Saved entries
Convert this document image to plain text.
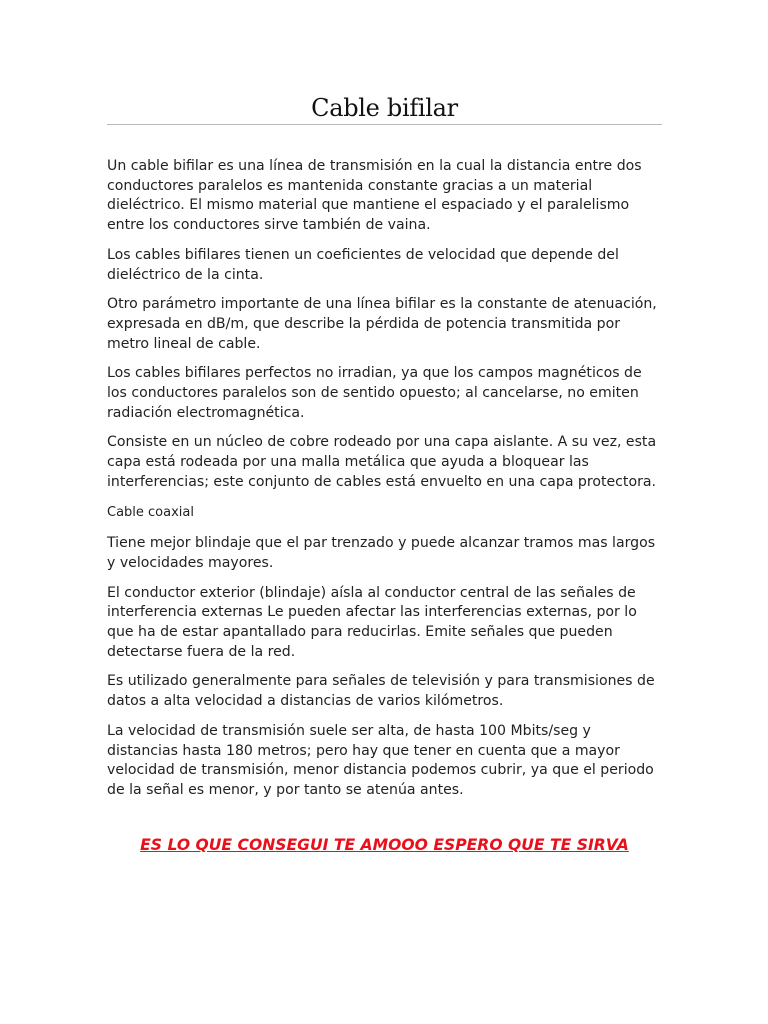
Cable bifilar

Un cable bifilar es una línea de transmisión en la cual la distancia entre dos conductores paralelos es mantenida constante gracias a un material dieléctrico. El mismo material que mantiene el espaciado y el paralelismo entre los conductores sirve también de vaina.

Los cables bifilares tienen un coeficientes de velocidad que depende del dieléctrico de la cinta.

Otro parámetro importante de una línea bifilar es la constante de atenuación, expresada en dB/m, que describe la pérdida de potencia transmitida por metro lineal de cable.

Los cables bifilares perfectos no irradian, ya que los campos magnéticos de los conductores paralelos son de sentido opuesto; al cancelarse, no emiten radiación electromagnética.

Consiste en un núcleo de cobre rodeado por una capa aislante. A su vez, esta capa está rodeada por una malla metálica que ayuda a bloquear las interferencias; este conjunto de cables está envuelto en una capa protectora.

Cable coaxial

Tiene mejor blindaje que el par trenzado y puede alcanzar tramos mas largos y velocidades mayores.

El conductor exterior (blindaje) aísla al conductor central de las señales de interferencia externas Le pueden afectar las interferencias externas, por lo que ha de estar apantallado para reducirlas. Emite señales que pueden detectarse fuera de la red.

Es utilizado generalmente para señales de televisión y para transmisiones de datos a alta velocidad a distancias de varios kilómetros.

La velocidad de transmisión suele ser alta, de hasta 100 Mbits/seg y distancias hasta 180 metros; pero hay que tener en cuenta que a mayor velocidad de transmisión, menor distancia podemos cubrir, ya que el periodo de la señal es menor, y por tanto se atenúa antes.

ES LO QUE CONSEGUI TE AMOOO ESPERO QUE TE SIRVA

GIVEN PROBLEM: Reproduce every line from the entries that holds the word "transmisión".

SOLUTION BELOW:
Un cable bifilar es una línea de transmisión en la cual la distancia entre dos conductores paralelos es mantenida constante gracias a un material dieléctrico. El mismo material que mantiene el espaciado y el paralelismo entre los conductores sirve también de vaina.
La velocidad de transmisión suele ser alta, de hasta 100 Mbits/seg y distancias hasta 180 metros; pero hay que tener en cuenta que a mayor velocidad de transmisión, menor distancia podemos cubrir, ya que el periodo de la señal es menor, y por tanto se atenúa antes.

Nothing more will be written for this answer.